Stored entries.
........

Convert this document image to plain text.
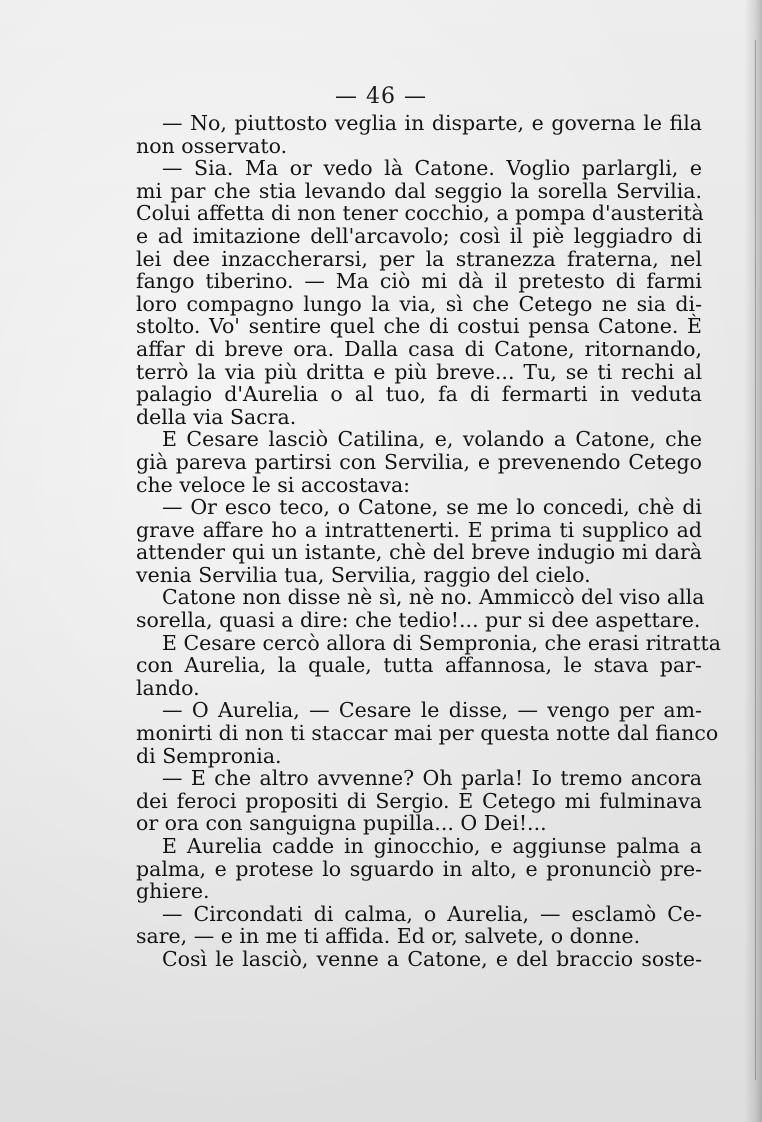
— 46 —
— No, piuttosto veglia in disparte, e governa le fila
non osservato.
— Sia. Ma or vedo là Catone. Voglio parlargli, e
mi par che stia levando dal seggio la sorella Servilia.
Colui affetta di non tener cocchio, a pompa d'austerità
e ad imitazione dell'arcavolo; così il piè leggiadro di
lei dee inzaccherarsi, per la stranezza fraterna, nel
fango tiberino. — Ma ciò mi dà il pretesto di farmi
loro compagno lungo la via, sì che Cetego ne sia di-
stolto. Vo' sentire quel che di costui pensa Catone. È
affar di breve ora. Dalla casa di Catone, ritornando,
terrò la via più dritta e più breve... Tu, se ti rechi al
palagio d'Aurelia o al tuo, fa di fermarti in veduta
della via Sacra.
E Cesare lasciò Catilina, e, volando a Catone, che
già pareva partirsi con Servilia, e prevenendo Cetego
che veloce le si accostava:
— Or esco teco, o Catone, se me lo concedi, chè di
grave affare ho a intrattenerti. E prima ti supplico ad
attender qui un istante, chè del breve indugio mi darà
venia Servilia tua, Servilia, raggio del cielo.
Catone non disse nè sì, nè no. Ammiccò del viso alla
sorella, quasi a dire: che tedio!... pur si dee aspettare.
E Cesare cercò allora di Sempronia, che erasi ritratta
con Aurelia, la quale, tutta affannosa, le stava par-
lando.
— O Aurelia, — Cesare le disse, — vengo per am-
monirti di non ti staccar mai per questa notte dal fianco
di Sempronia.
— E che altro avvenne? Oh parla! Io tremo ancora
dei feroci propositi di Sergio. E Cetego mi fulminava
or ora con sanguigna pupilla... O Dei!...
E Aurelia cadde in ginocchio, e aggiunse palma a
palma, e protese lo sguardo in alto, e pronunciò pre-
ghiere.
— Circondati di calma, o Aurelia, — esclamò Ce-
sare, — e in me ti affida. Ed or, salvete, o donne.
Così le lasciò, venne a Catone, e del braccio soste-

........

Task to carry out.
From the listing above, copy every line that includes the word "lasciò".

Output for this exercise.
E Cesare lasciò Catilina, e, volando a Catone, che
Così le lasciò, venne a Catone, e del braccio soste-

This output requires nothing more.